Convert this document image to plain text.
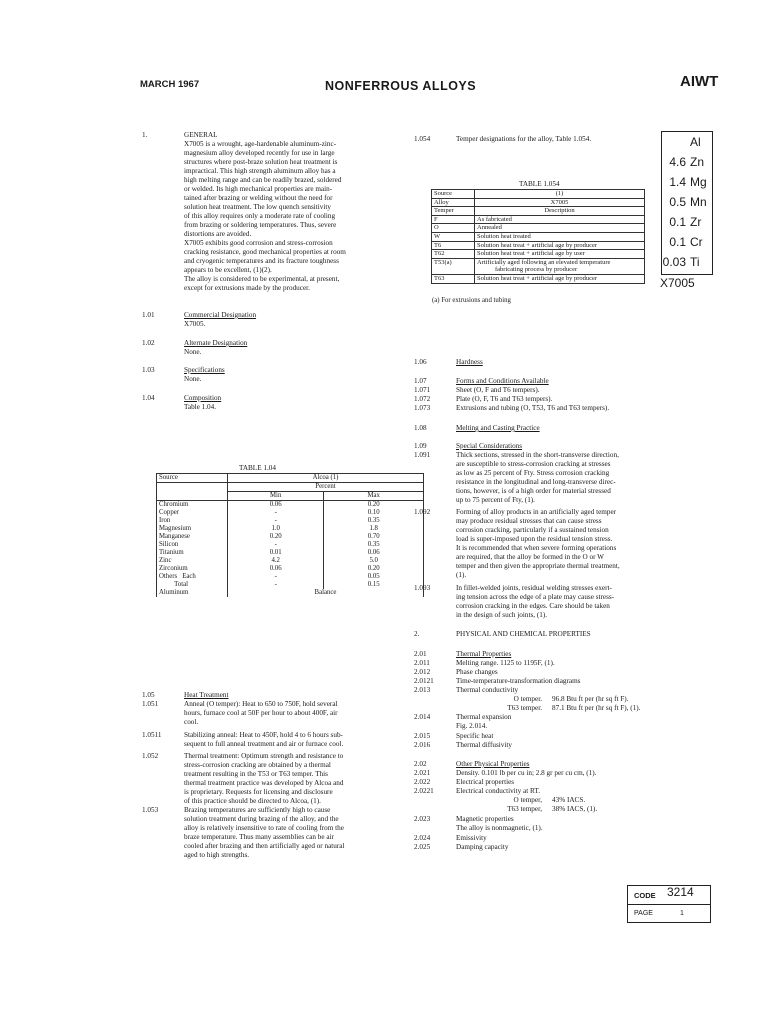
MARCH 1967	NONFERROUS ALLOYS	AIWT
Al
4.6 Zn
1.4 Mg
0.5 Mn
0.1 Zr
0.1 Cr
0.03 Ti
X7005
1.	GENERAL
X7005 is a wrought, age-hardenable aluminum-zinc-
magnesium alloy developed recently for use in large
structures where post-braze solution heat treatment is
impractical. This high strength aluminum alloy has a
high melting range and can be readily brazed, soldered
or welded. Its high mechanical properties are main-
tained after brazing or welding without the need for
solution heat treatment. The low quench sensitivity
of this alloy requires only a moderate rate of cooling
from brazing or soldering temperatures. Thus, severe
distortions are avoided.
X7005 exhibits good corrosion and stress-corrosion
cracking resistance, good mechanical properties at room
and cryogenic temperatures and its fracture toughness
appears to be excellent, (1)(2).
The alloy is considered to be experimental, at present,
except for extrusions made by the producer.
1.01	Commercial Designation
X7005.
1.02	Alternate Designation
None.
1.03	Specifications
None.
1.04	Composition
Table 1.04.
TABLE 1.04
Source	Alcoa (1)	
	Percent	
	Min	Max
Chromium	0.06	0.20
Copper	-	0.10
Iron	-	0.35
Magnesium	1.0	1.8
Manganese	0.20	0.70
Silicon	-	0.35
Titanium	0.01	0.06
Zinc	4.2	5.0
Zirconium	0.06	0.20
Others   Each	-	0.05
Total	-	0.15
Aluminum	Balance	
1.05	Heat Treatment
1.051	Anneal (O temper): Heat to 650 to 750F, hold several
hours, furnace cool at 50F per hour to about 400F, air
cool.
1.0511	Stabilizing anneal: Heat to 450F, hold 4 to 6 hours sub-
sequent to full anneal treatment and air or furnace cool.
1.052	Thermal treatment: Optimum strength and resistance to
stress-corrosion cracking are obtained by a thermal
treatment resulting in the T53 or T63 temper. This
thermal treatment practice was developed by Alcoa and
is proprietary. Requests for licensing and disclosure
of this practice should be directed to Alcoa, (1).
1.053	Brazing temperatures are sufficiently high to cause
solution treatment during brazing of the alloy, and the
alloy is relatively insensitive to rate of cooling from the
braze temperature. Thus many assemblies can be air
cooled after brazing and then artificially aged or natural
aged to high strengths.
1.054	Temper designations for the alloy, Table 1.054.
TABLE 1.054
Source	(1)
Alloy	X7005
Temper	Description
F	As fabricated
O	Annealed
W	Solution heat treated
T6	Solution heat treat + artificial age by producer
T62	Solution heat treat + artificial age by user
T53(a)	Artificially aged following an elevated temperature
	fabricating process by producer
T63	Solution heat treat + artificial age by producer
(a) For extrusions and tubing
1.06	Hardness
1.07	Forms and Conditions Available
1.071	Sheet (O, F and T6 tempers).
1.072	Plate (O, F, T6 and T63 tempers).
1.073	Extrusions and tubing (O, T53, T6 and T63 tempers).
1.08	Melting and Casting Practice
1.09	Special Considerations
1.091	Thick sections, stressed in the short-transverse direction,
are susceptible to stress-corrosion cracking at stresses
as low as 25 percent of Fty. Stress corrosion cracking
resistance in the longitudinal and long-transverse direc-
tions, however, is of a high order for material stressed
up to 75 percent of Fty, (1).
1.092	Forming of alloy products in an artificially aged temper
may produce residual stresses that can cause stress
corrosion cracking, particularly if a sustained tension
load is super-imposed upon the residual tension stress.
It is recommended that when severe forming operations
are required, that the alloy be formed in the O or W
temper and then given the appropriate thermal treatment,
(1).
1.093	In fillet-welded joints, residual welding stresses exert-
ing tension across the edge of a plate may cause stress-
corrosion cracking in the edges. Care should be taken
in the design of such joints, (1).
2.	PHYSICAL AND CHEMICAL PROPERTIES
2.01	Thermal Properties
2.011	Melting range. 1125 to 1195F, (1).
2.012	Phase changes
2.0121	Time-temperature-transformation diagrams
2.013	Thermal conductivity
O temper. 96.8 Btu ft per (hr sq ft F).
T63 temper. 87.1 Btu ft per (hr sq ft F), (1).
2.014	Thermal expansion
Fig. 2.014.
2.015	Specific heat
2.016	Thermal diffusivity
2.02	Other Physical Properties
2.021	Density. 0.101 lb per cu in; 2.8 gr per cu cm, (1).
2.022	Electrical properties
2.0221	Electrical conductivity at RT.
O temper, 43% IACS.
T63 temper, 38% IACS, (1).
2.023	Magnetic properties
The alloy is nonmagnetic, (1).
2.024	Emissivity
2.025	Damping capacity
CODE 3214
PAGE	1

▶ **TASK GOAL**: Quote every record above exactly, omitting any pictures they contain.

▶ **THE RESULT**:
Convert this document image to plain text.
MARCH 1967	NONFERROUS ALLOYS	AIWT
Al
4.6 Zn
1.4 Mg
0.5 Mn
0.1 Zr
0.1 Cr
0.03 Ti
X7005
1.	GENERAL
X7005 is a wrought, age-hardenable aluminum-zinc-
magnesium alloy developed recently for use in large
structures where post-braze solution heat treatment is
impractical. This high strength aluminum alloy has a
high melting range and can be readily brazed, soldered
or welded. Its high mechanical properties are main-
tained after brazing or welding without the need for
solution heat treatment. The low quench sensitivity
of this alloy requires only a moderate rate of cooling
from brazing or soldering temperatures. Thus, severe
distortions are avoided.
X7005 exhibits good corrosion and stress-corrosion
cracking resistance, good mechanical properties at room
and cryogenic temperatures and its fracture toughness
appears to be excellent, (1)(2).
The alloy is considered to be experimental, at present,
except for extrusions made by the producer.
1.01	Commercial Designation
X7005.
1.02	Alternate Designation
None.
1.03	Specifications
None.
1.04	Composition
Table 1.04.
TABLE 1.04
Source	Alcoa (1)	
	Percent	
	Min	Max
Chromium	0.06	0.20
Copper	-	0.10
Iron	-	0.35
Magnesium	1.0	1.8
Manganese	0.20	0.70
Silicon	-	0.35
Titanium	0.01	0.06
Zinc	4.2	5.0
Zirconium	0.06	0.20
Others   Each	-	0.05
Total	-	0.15
Aluminum	Balance	
1.05	Heat Treatment
1.051	Anneal (O temper): Heat to 650 to 750F, hold several
hours, furnace cool at 50F per hour to about 400F, air
cool.
1.0511	Stabilizing anneal: Heat to 450F, hold 4 to 6 hours sub-
sequent to full anneal treatment and air or furnace cool.
1.052	Thermal treatment: Optimum strength and resistance to
stress-corrosion cracking are obtained by a thermal
treatment resulting in the T53 or T63 temper. This
thermal treatment practice was developed by Alcoa and
is proprietary. Requests for licensing and disclosure
of this practice should be directed to Alcoa, (1).
1.053	Brazing temperatures are sufficiently high to cause
solution treatment during brazing of the alloy, and the
alloy is relatively insensitive to rate of cooling from the
braze temperature. Thus many assemblies can be air
cooled after brazing and then artificially aged or natural
aged to high strengths.
1.054	Temper designations for the alloy, Table 1.054.
TABLE 1.054
Source	(1)
Alloy	X7005
Temper	Description
F	As fabricated
O	Annealed
W	Solution heat treated
T6	Solution heat treat + artificial age by producer
T62	Solution heat treat + artificial age by user
T53(a)	Artificially aged following an elevated temperature
	fabricating process by producer
T63	Solution heat treat + artificial age by producer
(a) For extrusions and tubing
1.06	Hardness
1.07	Forms and Conditions Available
1.071	Sheet (O, F and T6 tempers).
1.072	Plate (O, F, T6 and T63 tempers).
1.073	Extrusions and tubing (O, T53, T6 and T63 tempers).
1.08	Melting and Casting Practice
1.09	Special Considerations
1.091	Thick sections, stressed in the short-transverse direction,
are susceptible to stress-corrosion cracking at stresses
as low as 25 percent of Fty. Stress corrosion cracking
resistance in the longitudinal and long-transverse direc-
tions, however, is of a high order for material stressed
up to 75 percent of Fty, (1).
1.092	Forming of alloy products in an artificially aged temper
may produce residual stresses that can cause stress
corrosion cracking, particularly if a sustained tension
load is super-imposed upon the residual tension stress.
It is recommended that when severe forming operations
are required, that the alloy be formed in the O or W
temper and then given the appropriate thermal treatment,
(1).
1.093	In fillet-welded joints, residual welding stresses exert-
ing tension across the edge of a plate may cause stress-
corrosion cracking in the edges. Care should be taken
in the design of such joints, (1).
2.	PHYSICAL AND CHEMICAL PROPERTIES
2.01	Thermal Properties
2.011	Melting range. 1125 to 1195F, (1).
2.012	Phase changes
2.0121	Time-temperature-transformation diagrams
2.013	Thermal conductivity
O temper. 96.8 Btu ft per (hr sq ft F).
T63 temper. 87.1 Btu ft per (hr sq ft F), (1).
2.014	Thermal expansion
Fig. 2.014.
2.015	Specific heat
2.016	Thermal diffusivity
2.02	Other Physical Properties
2.021	Density. 0.101 lb per cu in; 2.8 gr per cu cm, (1).
2.022	Electrical properties
2.0221	Electrical conductivity at RT.
O temper, 43% IACS.
T63 temper, 38% IACS, (1).
2.023	Magnetic properties
The alloy is nonmagnetic, (1).
2.024	Emissivity
2.025	Damping capacity
CODE 3214
PAGE	1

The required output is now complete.